[Excerpt from a dataset]
****************
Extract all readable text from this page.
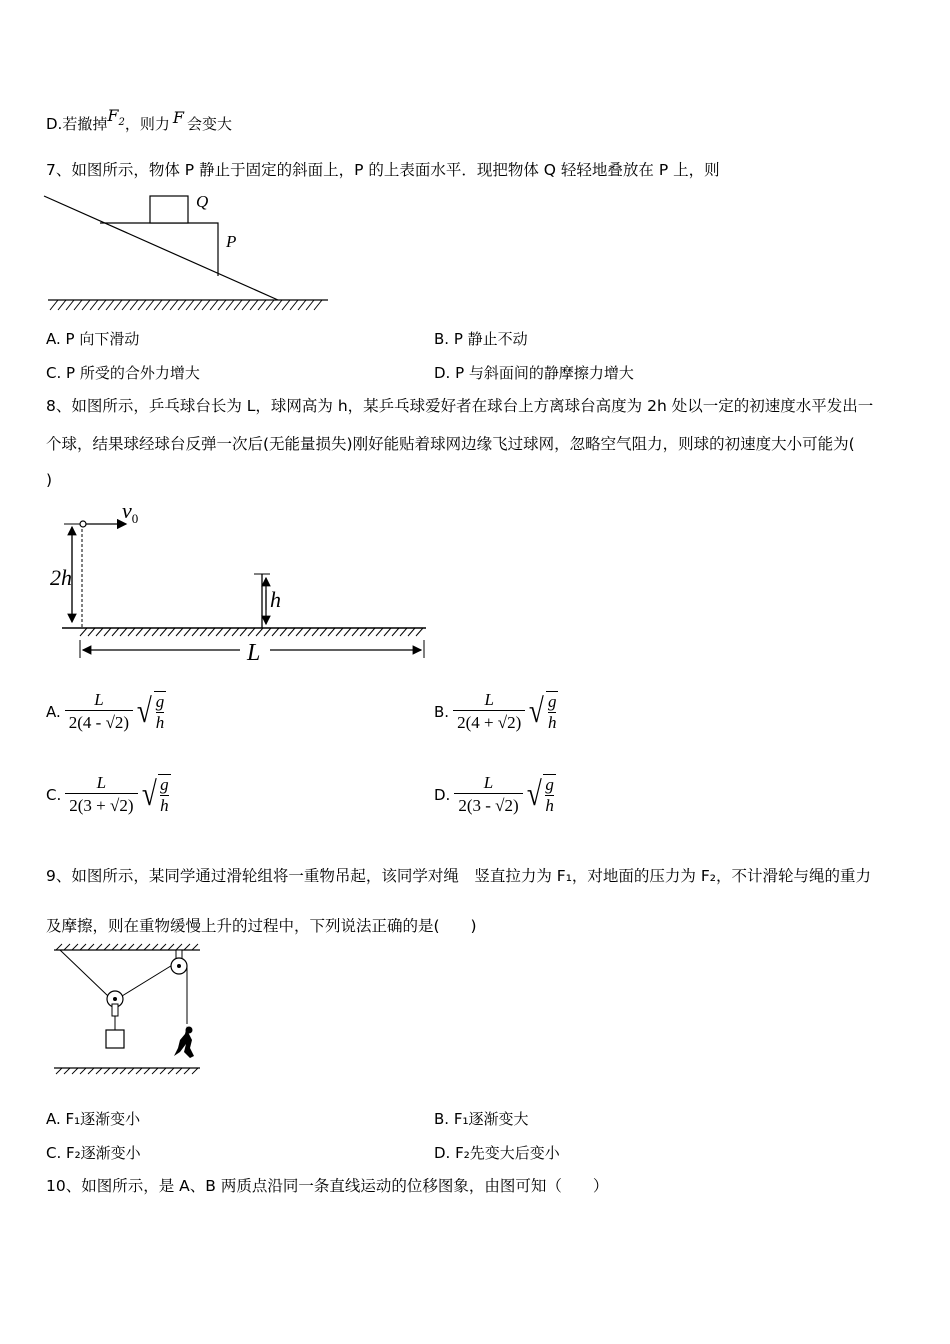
D.若撤掉$F_2$，则力 F 会变大
7、如图所示，物体 P 静止于固定的斜面上，P 的上表面水平．现把物体 Q 轻轻地叠放在 P 上，则
Q
P
A. P 向下滑动	B. P 静止不动
C. P 所受的合外力增大	D. P 与斜面间的静摩擦力增大
8、如图所示，乒乓球台长为 L，球网高为 h，某乒乓球爱好者在球台上方离球台高度为 2h 处以一定的初速度水平发出一
个球，结果球经球台反弹一次后(无能量损失)刚好能贴着球网边缘飞过球网，忽略空气阻力，则球的初速度大小可能为(
)
$v_0$
2h
h
L
A. $\frac{L}{2(4 - √2)}$ √ g
h
B. $\frac{L}{2(4 + √2)}$ √ g
h
C. $\frac{L}{2(3 + √2)}$ √ g
h
D. $\frac{L}{2(3 - √2)}$ √ g
h
9、如图所示，某同学通过滑轮组将一重物吊起，该同学对绳　竖直拉力为 F₁，对地面的压力为 F₂，不计滑轮与绳的重力
及摩擦，则在重物缓慢上升的过程中，下列说法正确的是(　　)
A. F₁逐渐变小	B. F₁逐渐变大
C. F₂逐渐变小	D. F₂先变大后变小
10、如图所示，是 A、B 两质点沿同一条直线运动的位移图象，由图可知（　　）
****************
**The request**
Check each line of the records for the word "如图所示" and extract those that contain it.

**Correct answer**
7、如图所示，物体 P 静止于固定的斜面上，P 的上表面水平．现把物体 Q 轻轻地叠放在 P 上，则
8、如图所示，乒乓球台长为 L，球网高为 h，某乒乓球爱好者在球台上方离球台高度为 2h 处以一定的初速度水平发出一
9、如图所示，某同学通过滑轮组将一重物吊起，该同学对绳　竖直拉力为 F₁，对地面的压力为 F₂，不计滑轮与绳的重力
10、如图所示，是 A、B 两质点沿同一条直线运动的位移图象，由图可知（　　）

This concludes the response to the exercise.